--- The problem ---
The records below should be written out again, exactly.

--- Excerpt from a dataset ---
————————

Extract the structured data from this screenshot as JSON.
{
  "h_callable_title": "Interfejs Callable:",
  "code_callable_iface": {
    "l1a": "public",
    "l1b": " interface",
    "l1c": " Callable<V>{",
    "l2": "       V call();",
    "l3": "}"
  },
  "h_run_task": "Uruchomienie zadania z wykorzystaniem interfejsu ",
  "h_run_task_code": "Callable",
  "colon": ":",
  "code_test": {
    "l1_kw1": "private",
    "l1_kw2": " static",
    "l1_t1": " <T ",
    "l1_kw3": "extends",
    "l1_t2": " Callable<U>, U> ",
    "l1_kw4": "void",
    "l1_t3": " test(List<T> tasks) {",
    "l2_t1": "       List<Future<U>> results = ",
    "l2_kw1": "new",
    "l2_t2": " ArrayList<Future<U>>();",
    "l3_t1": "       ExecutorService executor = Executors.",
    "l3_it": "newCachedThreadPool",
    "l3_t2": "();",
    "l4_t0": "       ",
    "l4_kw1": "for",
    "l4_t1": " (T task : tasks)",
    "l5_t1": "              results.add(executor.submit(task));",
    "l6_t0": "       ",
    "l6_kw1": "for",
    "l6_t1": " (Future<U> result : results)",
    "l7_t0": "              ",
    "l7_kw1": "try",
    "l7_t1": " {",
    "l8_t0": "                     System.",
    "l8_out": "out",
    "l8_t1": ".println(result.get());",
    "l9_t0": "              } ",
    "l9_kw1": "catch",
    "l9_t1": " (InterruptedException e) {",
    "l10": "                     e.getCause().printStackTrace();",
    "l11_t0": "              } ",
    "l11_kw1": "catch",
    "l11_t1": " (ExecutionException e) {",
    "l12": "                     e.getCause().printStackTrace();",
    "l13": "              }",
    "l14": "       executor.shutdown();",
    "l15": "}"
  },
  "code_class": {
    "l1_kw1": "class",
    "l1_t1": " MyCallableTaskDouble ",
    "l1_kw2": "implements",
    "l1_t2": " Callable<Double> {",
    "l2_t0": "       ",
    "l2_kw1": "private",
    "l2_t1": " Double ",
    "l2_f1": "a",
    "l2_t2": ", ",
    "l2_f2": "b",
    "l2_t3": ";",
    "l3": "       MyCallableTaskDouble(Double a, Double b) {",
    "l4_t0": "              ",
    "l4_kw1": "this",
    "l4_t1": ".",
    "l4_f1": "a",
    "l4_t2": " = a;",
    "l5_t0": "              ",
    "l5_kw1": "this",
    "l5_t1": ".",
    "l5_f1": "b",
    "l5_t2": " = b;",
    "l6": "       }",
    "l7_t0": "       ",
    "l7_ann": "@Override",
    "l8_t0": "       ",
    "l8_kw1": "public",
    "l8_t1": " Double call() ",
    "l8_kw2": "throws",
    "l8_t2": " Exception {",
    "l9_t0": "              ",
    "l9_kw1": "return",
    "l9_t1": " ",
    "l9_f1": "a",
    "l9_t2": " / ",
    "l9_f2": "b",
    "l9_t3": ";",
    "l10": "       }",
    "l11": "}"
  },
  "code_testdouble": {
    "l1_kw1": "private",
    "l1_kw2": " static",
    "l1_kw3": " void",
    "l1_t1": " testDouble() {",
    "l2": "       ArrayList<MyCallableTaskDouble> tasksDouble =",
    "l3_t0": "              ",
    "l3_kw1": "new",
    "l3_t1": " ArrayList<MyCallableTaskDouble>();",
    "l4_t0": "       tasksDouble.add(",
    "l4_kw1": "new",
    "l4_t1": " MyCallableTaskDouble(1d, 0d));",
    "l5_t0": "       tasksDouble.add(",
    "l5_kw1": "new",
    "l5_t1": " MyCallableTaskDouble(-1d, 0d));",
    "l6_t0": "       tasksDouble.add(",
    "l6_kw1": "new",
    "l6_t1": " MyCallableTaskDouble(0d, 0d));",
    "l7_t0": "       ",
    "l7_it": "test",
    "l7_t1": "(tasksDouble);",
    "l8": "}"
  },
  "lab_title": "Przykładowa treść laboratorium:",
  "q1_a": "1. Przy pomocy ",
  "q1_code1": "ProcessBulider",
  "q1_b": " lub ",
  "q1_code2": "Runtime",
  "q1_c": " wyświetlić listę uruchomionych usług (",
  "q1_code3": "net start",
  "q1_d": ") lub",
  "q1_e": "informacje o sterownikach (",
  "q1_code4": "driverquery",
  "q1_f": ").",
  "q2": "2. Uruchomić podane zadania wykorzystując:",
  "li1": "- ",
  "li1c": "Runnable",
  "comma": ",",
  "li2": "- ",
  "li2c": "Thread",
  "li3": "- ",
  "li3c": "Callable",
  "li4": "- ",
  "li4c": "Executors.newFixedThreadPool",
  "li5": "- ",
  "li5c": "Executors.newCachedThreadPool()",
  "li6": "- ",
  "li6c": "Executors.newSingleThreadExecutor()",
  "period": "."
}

————————

--- Answer ---
Extract the structured data from this screenshot as JSON.
{
  "h_callable_title": "Interfejs Callable:",
  "code_callable_iface": {
    "l1a": "public",
    "l1b": " interface",
    "l1c": " Callable<V>{",
    "l2": "       V call();",
    "l3": "}"
  },
  "h_run_task": "Uruchomienie zadania z wykorzystaniem interfejsu ",
  "h_run_task_code": "Callable",
  "colon": ":",
  "code_test": {
    "l1_kw1": "private",
    "l1_kw2": " static",
    "l1_t1": " <T ",
    "l1_kw3": "extends",
    "l1_t2": " Callable<U>, U> ",
    "l1_kw4": "void",
    "l1_t3": " test(List<T> tasks) {",
    "l2_t1": "       List<Future<U>> results = ",
    "l2_kw1": "new",
    "l2_t2": " ArrayList<Future<U>>();",
    "l3_t1": "       ExecutorService executor = Executors.",
    "l3_it": "newCachedThreadPool",
    "l3_t2": "();",
    "l4_t0": "       ",
    "l4_kw1": "for",
    "l4_t1": " (T task : tasks)",
    "l5_t1": "              results.add(executor.submit(task));",
    "l6_t0": "       ",
    "l6_kw1": "for",
    "l6_t1": " (Future<U> result : results)",
    "l7_t0": "              ",
    "l7_kw1": "try",
    "l7_t1": " {",
    "l8_t0": "                     System.",
    "l8_out": "out",
    "l8_t1": ".println(result.get());",
    "l9_t0": "              } ",
    "l9_kw1": "catch",
    "l9_t1": " (InterruptedException e) {",
    "l10": "                     e.getCause().printStackTrace();",
    "l11_t0": "              } ",
    "l11_kw1": "catch",
    "l11_t1": " (ExecutionException e) {",
    "l12": "                     e.getCause().printStackTrace();",
    "l13": "              }",
    "l14": "       executor.shutdown();",
    "l15": "}"
  },
  "code_class": {
    "l1_kw1": "class",
    "l1_t1": " MyCallableTaskDouble ",
    "l1_kw2": "implements",
    "l1_t2": " Callable<Double> {",
    "l2_t0": "       ",
    "l2_kw1": "private",
    "l2_t1": " Double ",
    "l2_f1": "a",
    "l2_t2": ", ",
    "l2_f2": "b",
    "l2_t3": ";",
    "l3": "       MyCallableTaskDouble(Double a, Double b) {",
    "l4_t0": "              ",
    "l4_kw1": "this",
    "l4_t1": ".",
    "l4_f1": "a",
    "l4_t2": " = a;",
    "l5_t0": "              ",
    "l5_kw1": "this",
    "l5_t1": ".",
    "l5_f1": "b",
    "l5_t2": " = b;",
    "l6": "       }",
    "l7_t0": "       ",
    "l7_ann": "@Override",
    "l8_t0": "       ",
    "l8_kw1": "public",
    "l8_t1": " Double call() ",
    "l8_kw2": "throws",
    "l8_t2": " Exception {",
    "l9_t0": "              ",
    "l9_kw1": "return",
    "l9_t1": " ",
    "l9_f1": "a",
    "l9_t2": " / ",
    "l9_f2": "b",
    "l9_t3": ";",
    "l10": "       }",
    "l11": "}"
  },
  "code_testdouble": {
    "l1_kw1": "private",
    "l1_kw2": " static",
    "l1_kw3": " void",
    "l1_t1": " testDouble() {",
    "l2": "       ArrayList<MyCallableTaskDouble> tasksDouble =",
    "l3_t0": "              ",
    "l3_kw1": "new",
    "l3_t1": " ArrayList<MyCallableTaskDouble>();",
    "l4_t0": "       tasksDouble.add(",
    "l4_kw1": "new",
    "l4_t1": " MyCallableTaskDouble(1d, 0d));",
    "l5_t0": "       tasksDouble.add(",
    "l5_kw1": "new",
    "l5_t1": " MyCallableTaskDouble(-1d, 0d));",
    "l6_t0": "       tasksDouble.add(",
    "l6_kw1": "new",
    "l6_t1": " MyCallableTaskDouble(0d, 0d));",
    "l7_t0": "       ",
    "l7_it": "test",
    "l7_t1": "(tasksDouble);",
    "l8": "}"
  },
  "lab_title": "Przykładowa treść laboratorium:",
  "q1_a": "1. Przy pomocy ",
  "q1_code1": "ProcessBulider",
  "q1_b": " lub ",
  "q1_code2": "Runtime",
  "q1_c": " wyświetlić listę uruchomionych usług (",
  "q1_code3": "net start",
  "q1_d": ") lub",
  "q1_e": "informacje o sterownikach (",
  "q1_code4": "driverquery",
  "q1_f": ").",
  "q2": "2. Uruchomić podane zadania wykorzystując:",
  "li1": "- ",
  "li1c": "Runnable",
  "comma": ",",
  "li2": "- ",
  "li2c": "Thread",
  "li3": "- ",
  "li3c": "Callable",
  "li4": "- ",
  "li4c": "Executors.newFixedThreadPool",
  "li5": "- ",
  "li5c": "Executors.newCachedThreadPool()",
  "li6": "- ",
  "li6c": "Executors.newSingleThreadExecutor()",
  "period": "."
}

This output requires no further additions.